>> begin TASK DATA

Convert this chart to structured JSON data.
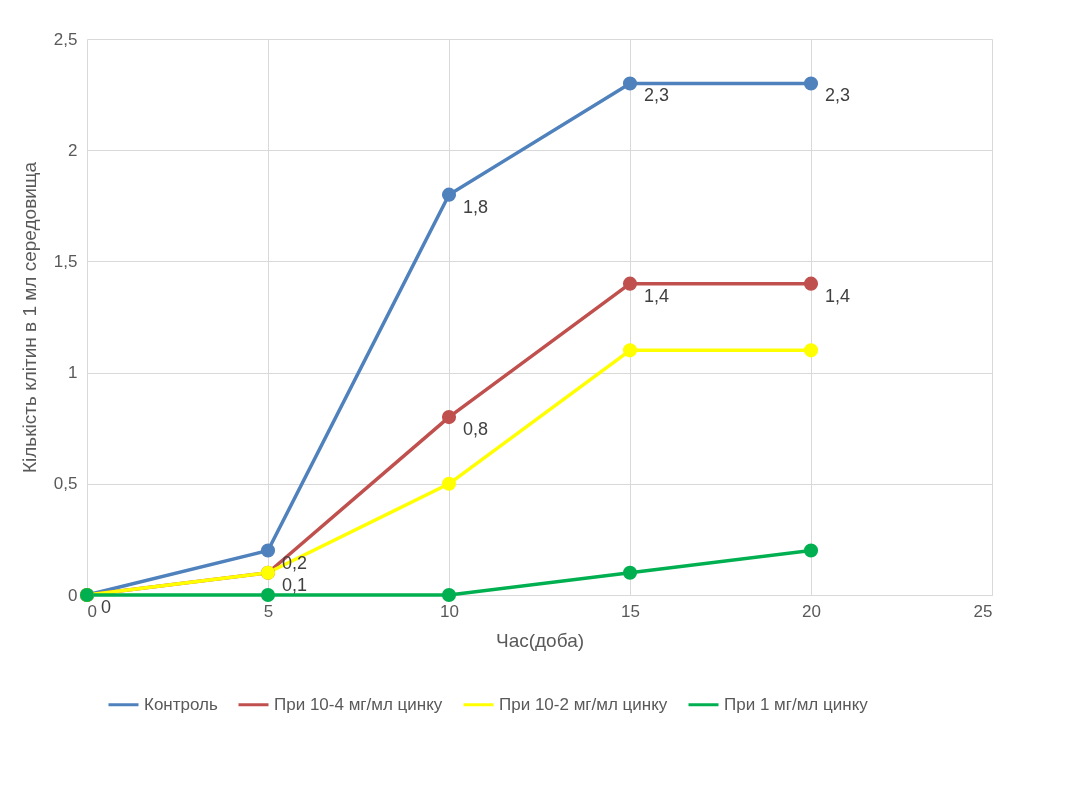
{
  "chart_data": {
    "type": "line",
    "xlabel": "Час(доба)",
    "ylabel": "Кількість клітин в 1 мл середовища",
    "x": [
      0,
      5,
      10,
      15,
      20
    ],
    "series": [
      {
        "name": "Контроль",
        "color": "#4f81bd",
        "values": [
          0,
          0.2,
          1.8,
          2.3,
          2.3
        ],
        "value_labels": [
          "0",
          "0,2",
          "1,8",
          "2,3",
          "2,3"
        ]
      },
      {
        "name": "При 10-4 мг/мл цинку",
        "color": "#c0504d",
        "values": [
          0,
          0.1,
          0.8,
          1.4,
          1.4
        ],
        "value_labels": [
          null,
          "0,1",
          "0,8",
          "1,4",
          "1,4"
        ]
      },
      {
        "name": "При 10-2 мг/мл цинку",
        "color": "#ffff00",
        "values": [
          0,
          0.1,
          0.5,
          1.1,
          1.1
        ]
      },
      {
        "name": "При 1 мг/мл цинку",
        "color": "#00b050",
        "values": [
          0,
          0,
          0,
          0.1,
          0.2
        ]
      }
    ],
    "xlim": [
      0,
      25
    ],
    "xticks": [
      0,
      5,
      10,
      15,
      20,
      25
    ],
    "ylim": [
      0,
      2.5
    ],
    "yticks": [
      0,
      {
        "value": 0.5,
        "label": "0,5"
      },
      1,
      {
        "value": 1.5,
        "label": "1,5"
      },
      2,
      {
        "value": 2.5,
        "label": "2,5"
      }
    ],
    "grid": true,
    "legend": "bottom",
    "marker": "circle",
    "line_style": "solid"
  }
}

>> end TASK DATA

YOUR TASK: Which lines above contain "цинку"? Show each of them.

OUTPUT:
        "name": "При 10-4 мг/мл цинку",
        "name": "При 10-2 мг/мл цинку",
        "name": "При 1 мг/мл цинку",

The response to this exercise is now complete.